GIVEN RECORDS:
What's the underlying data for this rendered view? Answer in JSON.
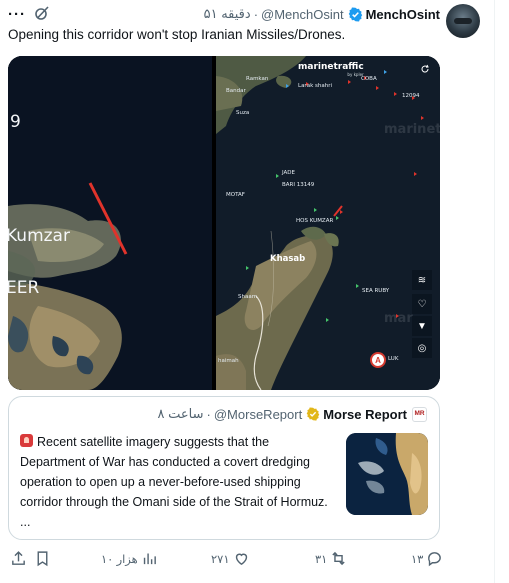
{
  "author": {
    "name": "MenchOsint",
    "handle": "@MenchOsint",
    "time": "۵۱ دقیقه",
    "separator": "·"
  },
  "more_label": "···",
  "tweet_text": "Opening this corridor won't stop Iranian Missiles/Drones.",
  "media": {
    "left": {
      "labels": [
        "9",
        "Kumzar",
        "EER"
      ]
    },
    "right": {
      "brand": "marinetraffic",
      "brand_sub": "by kpler",
      "watermark_top": "marinet",
      "watermark_bottom": "mar",
      "vessel_labels": [
        "COBA",
        "Larak shahri",
        "12094",
        "JADE",
        "BARI 13149",
        "MOTAF",
        "HOS KUMZAR",
        "Khasab",
        "SEA RUBY",
        "LUK"
      ],
      "place_labels": [
        "Ramkan",
        "Bandar",
        "Suza",
        "Shaam",
        "haimah"
      ]
    }
  },
  "quote": {
    "name": "Morse Report",
    "handle": "@MorseReport",
    "time": "۸ ساعت",
    "separator": "·",
    "logo_text": "MR",
    "lines": [
      "Recent satellite imagery suggests that the",
      "Department of War has conducted a covert dredging",
      "operation to open up a never-before-used shipping",
      "corridor through the Omani side of the Strait of Hormuz.",
      "..."
    ]
  },
  "actions": {
    "views": "۱۰ هزار",
    "likes": "۲۷۱",
    "reposts": "۳۱",
    "replies": "۱۳"
  },
  "colors": {
    "verified_blue": "#1d9bf0",
    "gold_badge": "#e2b719",
    "text_secondary": "#536471",
    "marker_red": "#e0332b"
  },
  "icons": {
    "more": "more-icon",
    "grok": "grok-icon",
    "verified": "verified-badge-icon",
    "share": "share-icon",
    "bookmark": "bookmark-icon",
    "views": "views-icon",
    "like": "heart-icon",
    "repost": "repost-icon",
    "reply": "reply-icon"
  }
}
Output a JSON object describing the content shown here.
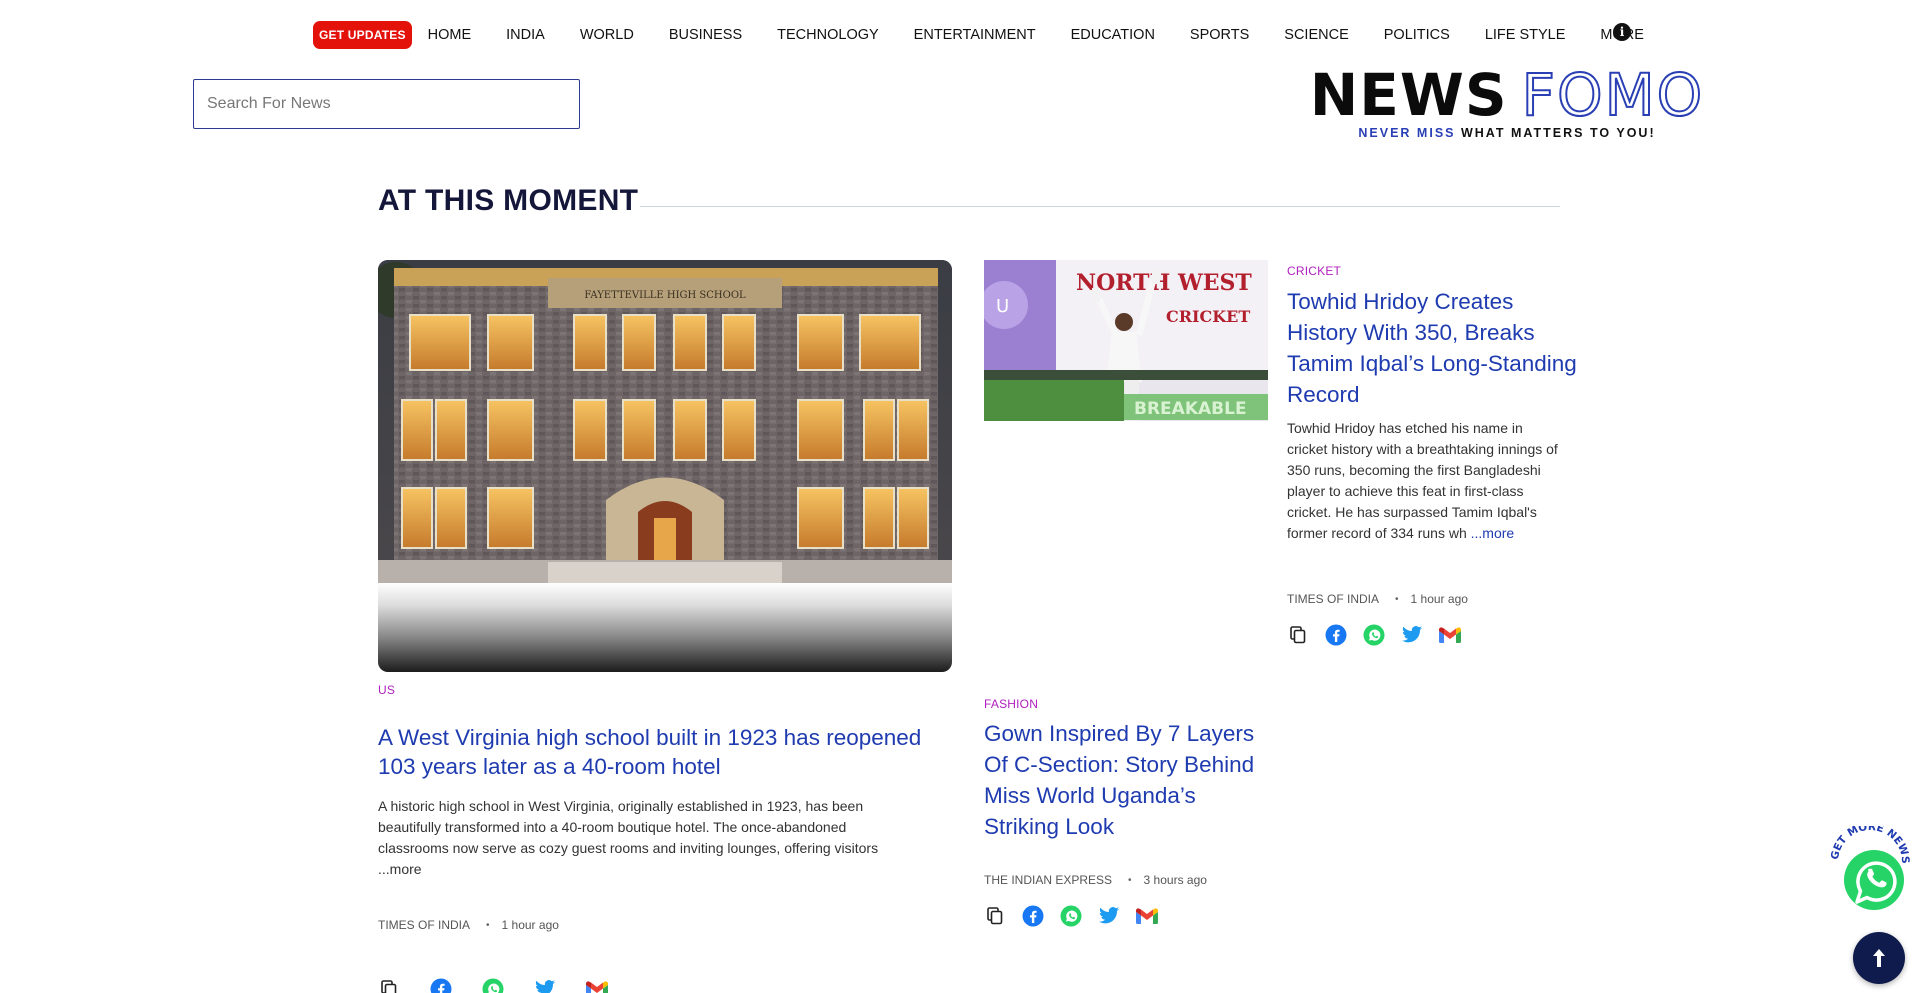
{
  "nav": {
    "get_updates": "GET UPDATES",
    "items": [
      "HOME",
      "INDIA",
      "WORLD",
      "BUSINESS",
      "TECHNOLOGY",
      "ENTERTAINMENT",
      "EDUCATION",
      "SPORTS",
      "SCIENCE",
      "POLITICS",
      "LIFE STYLE",
      "MORE"
    ],
    "info_icon": "info-icon"
  },
  "search": {
    "placeholder": "Search For News",
    "value": ""
  },
  "logo": {
    "word1": "NEWS",
    "word2": "FOMO",
    "tagline_blue": "NEVER MISS",
    "tagline_rest": "WHAT MATTERS TO YOU!"
  },
  "section": {
    "title": "AT THIS MOMENT"
  },
  "articles": [
    {
      "tag": "US",
      "headline": "A West Virginia high school built in 1923 has reopened 103 years later as a 40-room hotel",
      "description": "A historic high school in West Virginia, originally established in 1923, has been beautifully transformed into a 40-room boutique hotel. The once-abandoned classrooms now serve as cozy guest rooms and inviting lounges, offering visitors ",
      "more": "...more",
      "source": "TIMES OF INDIA",
      "time": "1 hour ago",
      "image_sign": "FAYETTEVILLE HIGH SCHOOL"
    },
    {
      "tag": "CRICKET",
      "headline": "Towhid Hridoy Creates History With 350, Breaks Tamim Iqbal’s Long-Standing Record",
      "description": "Towhid Hridoy has etched his name in cricket history with a breathtaking innings of 350 runs, becoming the first Bangladeshi player to achieve this feat in first-class cricket. He has surpassed Tamim Iqbal's former record of 334 runs wh ",
      "more": "...more",
      "source": "TIMES OF INDIA",
      "time": "1 hour ago",
      "image_sign_1": "NORTH WEST",
      "image_sign_2": "CRICKET",
      "image_banner": "BREAKABLE"
    },
    {
      "tag": "FASHION",
      "headline": "Gown Inspired By 7 Layers Of C-Section: Story Behind Miss World Uganda’s Striking Look",
      "source": "THE INDIAN EXPRESS",
      "time": "3 hours ago"
    }
  ],
  "share_icons": [
    "copy-icon",
    "facebook-icon",
    "whatsapp-icon",
    "twitter-icon",
    "gmail-icon"
  ],
  "float": {
    "whatsapp_label": "GET MORE NEWS ON",
    "to_top_icon": "arrow-up-icon"
  },
  "colors": {
    "accent_blue": "#1f3bb0",
    "tag_purple": "#b01fbf",
    "get_updates_red": "#e3120b",
    "navy": "#0f1b4c"
  }
}
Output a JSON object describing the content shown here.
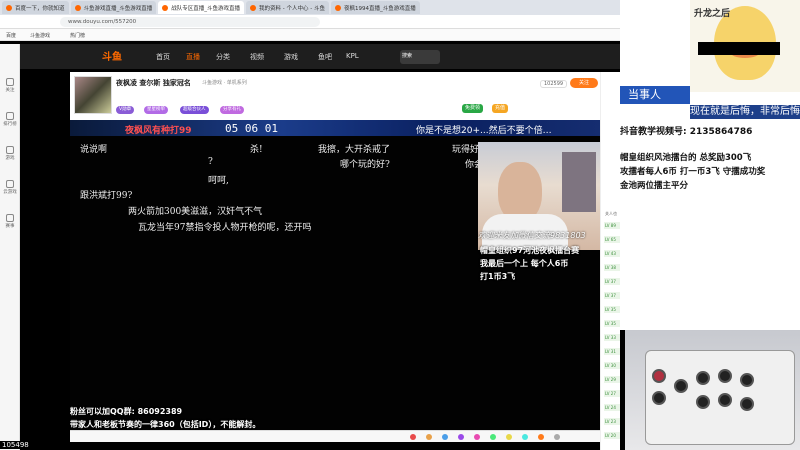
{
  "browser": {
    "tabs": [
      "百度一下，你就知道",
      "斗鱼游戏直播_斗鱼游戏直播",
      "战队专区直播_斗鱼游戏直播",
      "我的资料 - 个人中心 - 斗鱼",
      "夜枫1994直播_斗鱼游戏直播"
    ],
    "url": "www.douyu.com/557200",
    "bookmarks": [
      "百度",
      "斗鱼游戏",
      "热门榜"
    ]
  },
  "douyu": {
    "logo": "斗鱼",
    "nav": [
      "首页",
      "直播",
      "分类",
      "视频",
      "游戏",
      "鱼吧",
      "KPL"
    ],
    "search_label": "搜索"
  },
  "sidebar": [
    {
      "icon": "heart-icon",
      "label": "关注"
    },
    {
      "icon": "list-icon",
      "label": "排行榜"
    },
    {
      "icon": "game-icon",
      "label": "游戏"
    },
    {
      "icon": "gamepad-icon",
      "label": "云游戏"
    },
    {
      "icon": "shield-icon",
      "label": "赛事"
    }
  ],
  "room": {
    "title": "夜枫凌 查尔斯 独家冠名",
    "category": "斗鱼游戏 · 单机系列",
    "hot": "102599",
    "follow": "关注",
    "level_tag": "V勋章",
    "tags": [
      "星星榜单",
      "超级合伙人",
      "分享有礼"
    ],
    "buttons": [
      "免费领",
      "充值"
    ]
  },
  "video": {
    "banner_left": "夜枫风有种打99",
    "banner_nums": "05   06   01",
    "banner_right": "你是不是想20+...然后不要个倍…",
    "danmaku": [
      "说说啊",
      "杀!",
      "我擦，大开杀戒了",
      "玩得好",
      "哪个玩的好?",
      "?",
      "呵呵,",
      "你会赢了",
      "跟洪斌打99?",
      "两火箭加300美滋滋，汉奸气不气",
      "瓦龙当年97禁指令投人物开枪的呢，还开吗"
    ],
    "cam_caption_1": "欢迎米友加微信交流9831803",
    "cam_caption_2": "帽皇组织97河池夜枫擂台赛",
    "cam_caption_3": "我最后一个上  每个人6币",
    "cam_caption_4": "打1币3飞",
    "bottom_1": "粉丝可以加QQ群: 86092389",
    "bottom_2": "带家人和老板节奏的一律360（包括ID），不能解封。"
  },
  "overlay": {
    "duck_caption": "升龙之后",
    "dangshi": "当事人",
    "phrase": "现在就是后悔，非常后悔",
    "douyin": "抖音教学视频号: 2135864786",
    "line1": "帽皇组织风池擂台的  总奖励300飞",
    "line2": "攻擂者每人6币    打一币3飞    守擂成功奖",
    "line3": "金池两位擂主平分"
  },
  "chat_strip": {
    "first_label": "关人也开局",
    "items": [
      "LV 89",
      "LV 65",
      "LV 43",
      "LV 38",
      "LV 37",
      "LV 37",
      "LV 35",
      "LV 35",
      "LV 33",
      "LV 31",
      "LV 30",
      "LV 29",
      "LV 27",
      "LV 24",
      "LV 23",
      "LV 20"
    ]
  },
  "footer_count": "105498"
}
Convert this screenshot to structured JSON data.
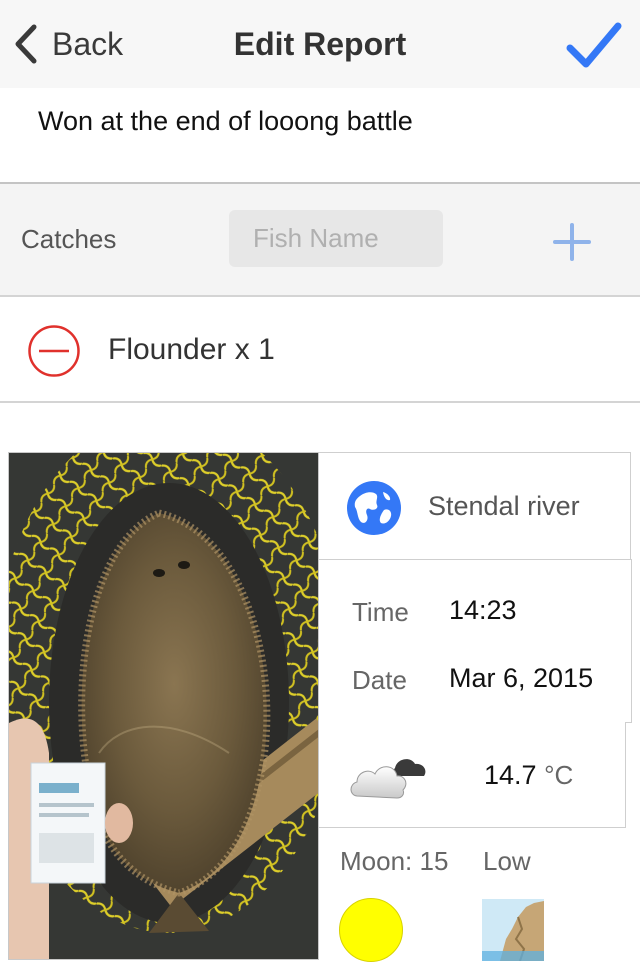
{
  "nav": {
    "back_label": "Back",
    "title": "Edit Report",
    "done_icon": "checkmark-icon"
  },
  "notes": {
    "text": "Won at the end of looong battle"
  },
  "catches": {
    "label": "Catches",
    "input_placeholder": "Fish Name",
    "input_value": "",
    "add_icon": "plus-icon",
    "items": [
      {
        "label": "Flounder x 1",
        "remove_icon": "minus-circle-icon"
      }
    ]
  },
  "photo": {
    "subject": "flounder on a yellow landing net"
  },
  "details": {
    "location_icon": "globe-icon",
    "location": "Stendal river",
    "time_label": "Time",
    "time_value": "14:23",
    "date_label": "Date",
    "date_value": "Mar 6, 2015",
    "weather_icon": "cloud-icon",
    "temperature": "14.7",
    "temperature_unit": "°C",
    "moon_label": "Moon: 15",
    "moon_icon": "full-moon-icon",
    "tide_label": "Low",
    "tide_icon": "low-tide-icon"
  },
  "colors": {
    "accent": "#3478f6",
    "remove": "#e0312c",
    "moon": "#ffff00",
    "net": "#e6d62a"
  }
}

EXERCISE BRIEF: Filter the listing above for the string "room" and copy every matching line.

THE RESULT:
      "headline": "A West Virginia high school built in 1923 has reopened 103 years later as a 40-room hotel",
      "description": "A historic high school in West Virginia, originally established in 1923, has been beautifully transformed into a 40-room boutique hotel. The once-abandoned classrooms now serve as cozy guest rooms and inviting lounges, offering visitors ",
  "room": {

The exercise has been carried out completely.